• [Task objective]: Return all the entries exactly, keeping pictures out.
::::::
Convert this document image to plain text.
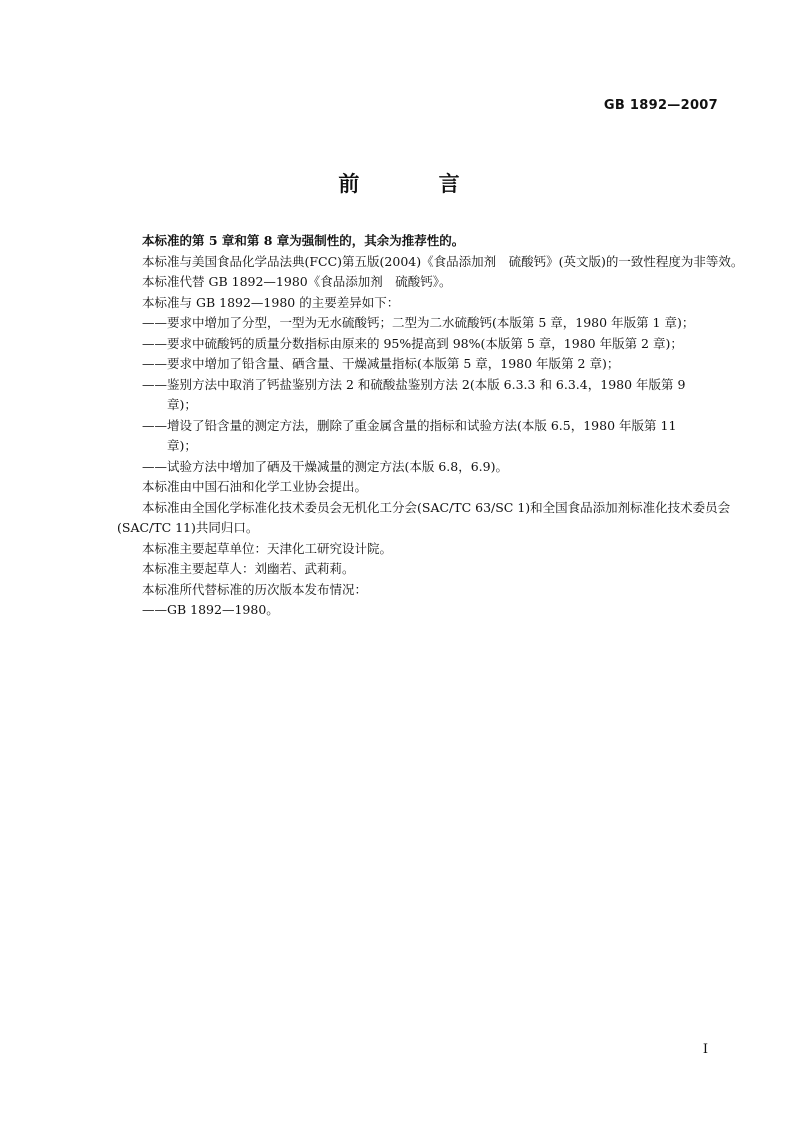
GB 1892—2007
前 言

本标准的第 5 章和第 8 章为强制性的，其余为推荐性的。

本标准与美国食品化学品法典(FCC)第五版(2004)《食品添加剂　硫酸钙》(英文版)的一致性程度为非等效。

本标准代替 GB 1892—1980《食品添加剂　硫酸钙》。

本标准与 GB 1892—1980 的主要差异如下：

——要求中增加了分型，一型为无水硫酸钙；二型为二水硫酸钙(本版第 5 章，1980 年版第 1 章)；
——要求中硫酸钙的质量分数指标由原来的 95%提高到 98%(本版第 5 章，1980 年版第 2 章)；
——要求中增加了铅含量、硒含量、干燥减量指标(本版第 5 章，1980 年版第 2 章)；
——鉴别方法中取消了钙盐鉴别方法 2 和硫酸盐鉴别方法 2(本版 6.3.3 和 6.3.4，1980 年版第 9
章)；
——增设了铅含量的测定方法，删除了重金属含量的指标和试验方法(本版 6.5，1980 年版第 11
章)；
——试验方法中增加了硒及干燥减量的测定方法(本版 6.8，6.9)。

本标准由中国石油和化学工业协会提出。

本标准由全国化学标准化技术委员会无机化工分会(SAC/TC 63/SC 1)和全国食品添加剂标准化技术委员会(SAC/TC 11)共同归口。

本标准主要起草单位：天津化工研究设计院。

本标准主要起草人：刘幽若、武莉莉。

本标准所代替标准的历次版本发布情况：

——GB 1892—1980。
I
::::::
• [Result]:
Convert this document image to plain text.
GB 1892—2007
前 言

本标准的第 5 章和第 8 章为强制性的，其余为推荐性的。

本标准与美国食品化学品法典(FCC)第五版(2004)《食品添加剂　硫酸钙》(英文版)的一致性程度为非等效。

本标准代替 GB 1892—1980《食品添加剂　硫酸钙》。

本标准与 GB 1892—1980 的主要差异如下：

——要求中增加了分型，一型为无水硫酸钙；二型为二水硫酸钙(本版第 5 章，1980 年版第 1 章)；
——要求中硫酸钙的质量分数指标由原来的 95%提高到 98%(本版第 5 章，1980 年版第 2 章)；
——要求中增加了铅含量、硒含量、干燥减量指标(本版第 5 章，1980 年版第 2 章)；
——鉴别方法中取消了钙盐鉴别方法 2 和硫酸盐鉴别方法 2(本版 6.3.3 和 6.3.4，1980 年版第 9
章)；
——增设了铅含量的测定方法，删除了重金属含量的指标和试验方法(本版 6.5，1980 年版第 11
章)；
——试验方法中增加了硒及干燥减量的测定方法(本版 6.8，6.9)。

本标准由中国石油和化学工业协会提出。

本标准由全国化学标准化技术委员会无机化工分会(SAC/TC 63/SC 1)和全国食品添加剂标准化技术委员会(SAC/TC 11)共同归口。

本标准主要起草单位：天津化工研究设计院。

本标准主要起草人：刘幽若、武莉莉。

本标准所代替标准的历次版本发布情况：

——GB 1892—1980。
I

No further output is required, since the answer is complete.